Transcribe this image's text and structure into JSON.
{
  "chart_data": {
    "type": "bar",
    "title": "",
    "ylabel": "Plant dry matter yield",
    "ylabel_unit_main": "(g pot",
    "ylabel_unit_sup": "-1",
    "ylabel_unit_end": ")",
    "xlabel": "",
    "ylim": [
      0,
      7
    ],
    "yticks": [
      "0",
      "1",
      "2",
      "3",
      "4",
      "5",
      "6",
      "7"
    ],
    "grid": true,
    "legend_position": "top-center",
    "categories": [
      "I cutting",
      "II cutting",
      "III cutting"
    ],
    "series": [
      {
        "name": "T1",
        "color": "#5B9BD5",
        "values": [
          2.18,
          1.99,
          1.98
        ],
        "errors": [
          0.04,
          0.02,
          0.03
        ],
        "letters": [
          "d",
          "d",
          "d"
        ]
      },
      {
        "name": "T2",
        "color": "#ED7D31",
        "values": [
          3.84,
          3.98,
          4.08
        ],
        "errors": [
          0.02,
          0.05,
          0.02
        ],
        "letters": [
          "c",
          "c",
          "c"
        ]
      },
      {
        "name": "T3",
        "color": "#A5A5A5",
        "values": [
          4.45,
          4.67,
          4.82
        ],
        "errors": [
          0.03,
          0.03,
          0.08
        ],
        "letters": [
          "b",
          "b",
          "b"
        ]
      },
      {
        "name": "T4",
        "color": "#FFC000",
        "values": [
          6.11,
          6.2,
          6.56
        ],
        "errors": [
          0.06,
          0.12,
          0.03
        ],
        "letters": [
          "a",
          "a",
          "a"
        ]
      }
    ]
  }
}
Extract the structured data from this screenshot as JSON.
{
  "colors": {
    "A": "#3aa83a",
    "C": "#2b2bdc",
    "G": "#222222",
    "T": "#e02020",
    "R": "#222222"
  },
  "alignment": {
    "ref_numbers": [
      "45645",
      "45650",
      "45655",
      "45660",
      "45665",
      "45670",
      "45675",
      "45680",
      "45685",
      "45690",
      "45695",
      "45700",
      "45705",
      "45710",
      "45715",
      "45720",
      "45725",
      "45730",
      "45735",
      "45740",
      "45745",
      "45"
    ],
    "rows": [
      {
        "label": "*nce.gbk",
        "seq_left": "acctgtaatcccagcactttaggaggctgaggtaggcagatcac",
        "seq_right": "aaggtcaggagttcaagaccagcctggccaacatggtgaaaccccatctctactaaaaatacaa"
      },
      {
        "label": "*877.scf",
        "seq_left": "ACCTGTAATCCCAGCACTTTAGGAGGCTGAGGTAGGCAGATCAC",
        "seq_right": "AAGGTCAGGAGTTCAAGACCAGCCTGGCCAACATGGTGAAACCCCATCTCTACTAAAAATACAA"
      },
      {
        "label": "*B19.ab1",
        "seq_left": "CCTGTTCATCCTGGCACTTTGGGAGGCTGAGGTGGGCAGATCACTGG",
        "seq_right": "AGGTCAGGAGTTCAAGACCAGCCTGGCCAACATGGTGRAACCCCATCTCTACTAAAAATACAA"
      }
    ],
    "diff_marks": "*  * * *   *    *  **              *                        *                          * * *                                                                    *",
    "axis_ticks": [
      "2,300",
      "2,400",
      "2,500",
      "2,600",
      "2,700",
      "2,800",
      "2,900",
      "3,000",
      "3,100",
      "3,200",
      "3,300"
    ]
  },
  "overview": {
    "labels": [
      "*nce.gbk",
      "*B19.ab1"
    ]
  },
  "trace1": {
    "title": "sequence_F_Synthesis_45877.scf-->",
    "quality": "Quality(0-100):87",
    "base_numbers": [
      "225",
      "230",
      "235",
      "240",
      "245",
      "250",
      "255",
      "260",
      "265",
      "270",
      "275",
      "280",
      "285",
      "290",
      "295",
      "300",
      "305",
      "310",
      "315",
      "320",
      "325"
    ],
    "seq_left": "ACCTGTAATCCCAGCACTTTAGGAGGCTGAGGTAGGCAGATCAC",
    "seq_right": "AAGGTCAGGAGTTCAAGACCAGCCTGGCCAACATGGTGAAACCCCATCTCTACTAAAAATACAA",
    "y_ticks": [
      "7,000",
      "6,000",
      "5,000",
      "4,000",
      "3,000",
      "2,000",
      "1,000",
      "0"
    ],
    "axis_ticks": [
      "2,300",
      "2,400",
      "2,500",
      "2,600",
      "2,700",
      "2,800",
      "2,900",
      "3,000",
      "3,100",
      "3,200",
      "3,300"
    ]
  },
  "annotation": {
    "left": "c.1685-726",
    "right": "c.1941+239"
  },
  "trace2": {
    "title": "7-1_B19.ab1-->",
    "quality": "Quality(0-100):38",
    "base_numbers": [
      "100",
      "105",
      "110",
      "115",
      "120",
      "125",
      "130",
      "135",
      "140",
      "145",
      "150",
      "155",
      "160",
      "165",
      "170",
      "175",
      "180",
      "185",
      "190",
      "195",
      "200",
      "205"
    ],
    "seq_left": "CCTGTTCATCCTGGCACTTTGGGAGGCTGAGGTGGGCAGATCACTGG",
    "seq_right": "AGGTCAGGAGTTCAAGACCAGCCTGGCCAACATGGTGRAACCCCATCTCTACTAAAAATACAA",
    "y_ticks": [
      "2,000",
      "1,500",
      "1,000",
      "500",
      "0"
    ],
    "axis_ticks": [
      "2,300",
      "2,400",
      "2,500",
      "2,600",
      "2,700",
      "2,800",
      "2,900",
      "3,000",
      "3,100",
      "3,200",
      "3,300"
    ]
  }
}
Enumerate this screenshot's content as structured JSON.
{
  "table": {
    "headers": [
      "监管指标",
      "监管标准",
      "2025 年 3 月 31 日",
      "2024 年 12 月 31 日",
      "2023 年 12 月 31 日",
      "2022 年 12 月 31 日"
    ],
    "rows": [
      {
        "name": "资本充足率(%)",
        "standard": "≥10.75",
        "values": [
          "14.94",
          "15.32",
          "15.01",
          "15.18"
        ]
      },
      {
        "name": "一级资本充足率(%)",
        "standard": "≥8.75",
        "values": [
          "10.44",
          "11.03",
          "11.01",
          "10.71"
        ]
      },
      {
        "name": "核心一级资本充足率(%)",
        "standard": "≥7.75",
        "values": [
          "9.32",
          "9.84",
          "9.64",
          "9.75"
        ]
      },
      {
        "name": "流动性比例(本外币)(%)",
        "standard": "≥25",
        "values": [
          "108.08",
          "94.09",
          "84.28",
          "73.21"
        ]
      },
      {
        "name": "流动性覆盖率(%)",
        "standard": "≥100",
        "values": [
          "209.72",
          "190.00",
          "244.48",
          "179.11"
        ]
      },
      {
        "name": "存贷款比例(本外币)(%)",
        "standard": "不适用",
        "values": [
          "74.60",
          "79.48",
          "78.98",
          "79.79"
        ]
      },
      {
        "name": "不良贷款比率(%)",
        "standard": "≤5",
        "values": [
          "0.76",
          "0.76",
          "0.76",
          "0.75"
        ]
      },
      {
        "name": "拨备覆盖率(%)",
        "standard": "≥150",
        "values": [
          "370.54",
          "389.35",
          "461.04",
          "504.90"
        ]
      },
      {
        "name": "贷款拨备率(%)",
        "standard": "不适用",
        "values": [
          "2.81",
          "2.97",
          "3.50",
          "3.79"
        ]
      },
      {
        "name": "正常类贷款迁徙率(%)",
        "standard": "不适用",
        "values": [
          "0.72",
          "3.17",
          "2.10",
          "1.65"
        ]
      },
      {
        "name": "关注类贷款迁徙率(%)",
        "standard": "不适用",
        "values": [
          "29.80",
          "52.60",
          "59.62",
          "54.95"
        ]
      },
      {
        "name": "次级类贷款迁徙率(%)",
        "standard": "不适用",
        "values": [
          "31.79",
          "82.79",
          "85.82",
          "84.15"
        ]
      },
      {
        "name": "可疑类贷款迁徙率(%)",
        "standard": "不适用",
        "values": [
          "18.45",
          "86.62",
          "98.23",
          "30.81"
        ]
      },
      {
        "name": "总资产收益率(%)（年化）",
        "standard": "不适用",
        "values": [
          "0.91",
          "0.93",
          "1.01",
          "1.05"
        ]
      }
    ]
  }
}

────────────────────

=== Your objective ===
Find and copy each line above that includes the string "AGGTCAGGAGTTCAAGACCAGCCTGGCCAACATGGTGRAACCCCATCTCTACTAAAAATACAA".

=== Complete output ===
        "seq_right": "AGGTCAGGAGTTCAAGACCAGCCTGGCCAACATGGTGRAACCCCATCTCTACTAAAAATACAA"
    "seq_right": "AGGTCAGGAGTTCAAGACCAGCCTGGCCAACATGGTGRAACCCCATCTCTACTAAAAATACAA",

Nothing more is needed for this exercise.